* START ENTRIES *

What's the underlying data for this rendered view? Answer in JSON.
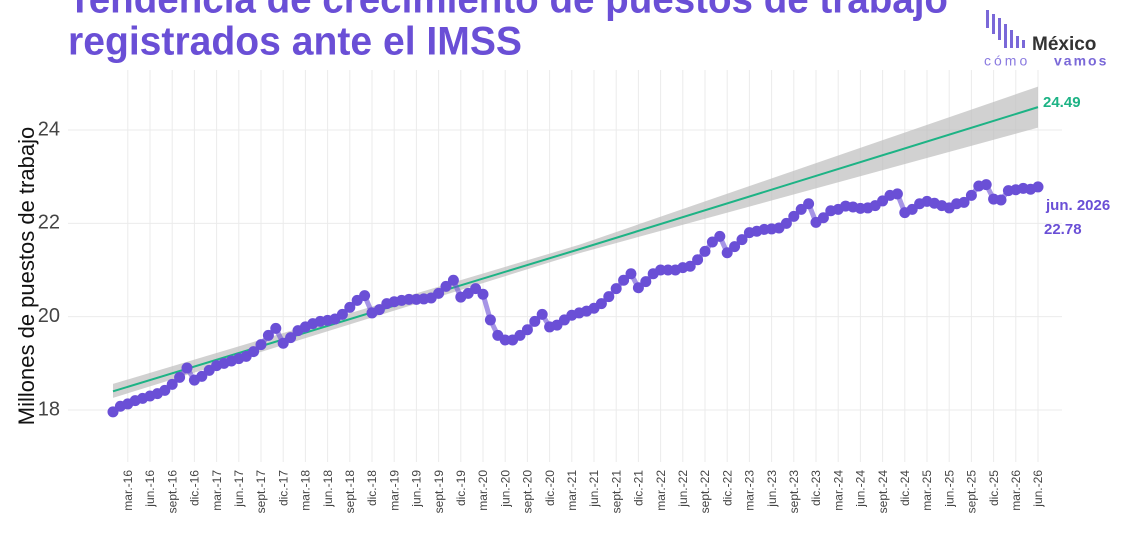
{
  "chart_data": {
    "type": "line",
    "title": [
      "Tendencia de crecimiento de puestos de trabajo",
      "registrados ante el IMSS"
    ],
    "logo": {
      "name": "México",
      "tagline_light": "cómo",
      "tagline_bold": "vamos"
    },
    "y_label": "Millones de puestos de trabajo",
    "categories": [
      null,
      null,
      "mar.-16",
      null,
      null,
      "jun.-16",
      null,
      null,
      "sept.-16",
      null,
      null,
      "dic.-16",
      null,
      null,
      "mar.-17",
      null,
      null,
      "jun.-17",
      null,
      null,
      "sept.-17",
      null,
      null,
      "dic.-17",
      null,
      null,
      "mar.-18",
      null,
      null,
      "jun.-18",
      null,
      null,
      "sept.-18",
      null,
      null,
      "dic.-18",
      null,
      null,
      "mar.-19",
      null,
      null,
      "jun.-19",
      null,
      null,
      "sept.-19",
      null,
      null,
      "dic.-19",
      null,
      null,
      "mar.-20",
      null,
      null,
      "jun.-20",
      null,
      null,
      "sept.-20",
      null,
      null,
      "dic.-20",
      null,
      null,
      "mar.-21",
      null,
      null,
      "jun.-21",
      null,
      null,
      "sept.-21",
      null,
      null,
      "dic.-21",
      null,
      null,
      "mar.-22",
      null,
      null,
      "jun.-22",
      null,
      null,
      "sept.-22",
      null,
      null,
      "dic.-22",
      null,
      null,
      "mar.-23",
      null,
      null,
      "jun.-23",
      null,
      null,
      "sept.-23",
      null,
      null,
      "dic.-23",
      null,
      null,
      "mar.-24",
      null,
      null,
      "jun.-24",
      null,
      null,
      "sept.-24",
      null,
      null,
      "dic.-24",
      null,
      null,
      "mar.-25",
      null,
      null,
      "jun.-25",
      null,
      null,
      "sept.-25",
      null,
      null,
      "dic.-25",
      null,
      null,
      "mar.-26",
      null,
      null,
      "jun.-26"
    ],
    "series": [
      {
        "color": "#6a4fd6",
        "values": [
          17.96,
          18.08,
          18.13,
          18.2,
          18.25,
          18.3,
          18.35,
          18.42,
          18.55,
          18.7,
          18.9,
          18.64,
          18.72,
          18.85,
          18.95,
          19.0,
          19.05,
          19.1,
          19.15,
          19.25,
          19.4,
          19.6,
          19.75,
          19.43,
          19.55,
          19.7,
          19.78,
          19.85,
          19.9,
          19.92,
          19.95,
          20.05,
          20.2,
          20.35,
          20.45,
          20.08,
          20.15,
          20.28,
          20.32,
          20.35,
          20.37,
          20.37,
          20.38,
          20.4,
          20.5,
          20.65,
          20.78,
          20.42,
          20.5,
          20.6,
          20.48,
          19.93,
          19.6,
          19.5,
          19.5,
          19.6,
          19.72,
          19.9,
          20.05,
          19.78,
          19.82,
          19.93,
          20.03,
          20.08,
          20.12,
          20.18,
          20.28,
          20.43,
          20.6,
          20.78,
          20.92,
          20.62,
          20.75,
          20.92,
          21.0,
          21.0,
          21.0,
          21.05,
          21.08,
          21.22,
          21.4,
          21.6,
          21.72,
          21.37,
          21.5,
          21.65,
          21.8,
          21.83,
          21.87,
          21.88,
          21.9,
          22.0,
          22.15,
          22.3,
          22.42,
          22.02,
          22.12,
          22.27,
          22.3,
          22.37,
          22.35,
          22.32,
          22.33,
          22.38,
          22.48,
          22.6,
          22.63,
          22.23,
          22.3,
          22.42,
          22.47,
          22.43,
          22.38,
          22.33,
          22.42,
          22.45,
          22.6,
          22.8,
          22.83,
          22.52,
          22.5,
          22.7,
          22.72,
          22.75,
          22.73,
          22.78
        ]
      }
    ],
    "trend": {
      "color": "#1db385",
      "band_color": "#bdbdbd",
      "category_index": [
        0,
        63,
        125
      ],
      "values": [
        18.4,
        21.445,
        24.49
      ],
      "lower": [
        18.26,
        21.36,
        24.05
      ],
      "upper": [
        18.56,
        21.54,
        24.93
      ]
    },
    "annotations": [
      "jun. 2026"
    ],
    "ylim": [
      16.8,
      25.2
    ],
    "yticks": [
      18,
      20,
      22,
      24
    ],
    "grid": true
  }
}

* END ENTRIES *
* START ENTRIES *

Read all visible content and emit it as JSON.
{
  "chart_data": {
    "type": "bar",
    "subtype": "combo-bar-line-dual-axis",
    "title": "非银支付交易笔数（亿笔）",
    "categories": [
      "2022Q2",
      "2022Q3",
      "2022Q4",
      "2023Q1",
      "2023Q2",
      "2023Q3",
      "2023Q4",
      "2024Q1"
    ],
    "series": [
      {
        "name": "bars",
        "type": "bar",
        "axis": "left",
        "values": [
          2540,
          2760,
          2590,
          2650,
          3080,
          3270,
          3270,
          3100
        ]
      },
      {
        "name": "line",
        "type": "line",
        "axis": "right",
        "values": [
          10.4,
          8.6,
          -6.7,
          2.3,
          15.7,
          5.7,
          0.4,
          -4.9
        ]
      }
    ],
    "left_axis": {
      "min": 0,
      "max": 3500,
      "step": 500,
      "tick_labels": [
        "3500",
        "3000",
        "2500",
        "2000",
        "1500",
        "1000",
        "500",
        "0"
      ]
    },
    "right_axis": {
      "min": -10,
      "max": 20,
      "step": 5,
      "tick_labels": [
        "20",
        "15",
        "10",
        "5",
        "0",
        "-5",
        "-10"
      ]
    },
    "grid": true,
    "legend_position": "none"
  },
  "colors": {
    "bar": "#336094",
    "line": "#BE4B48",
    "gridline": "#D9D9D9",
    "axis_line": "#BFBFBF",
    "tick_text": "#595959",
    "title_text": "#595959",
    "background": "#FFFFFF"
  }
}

* END ENTRIES *

TO DO >>
Only the number is wanted: how many lines contain the string "puestos"?

FULL SOLUTION >>
2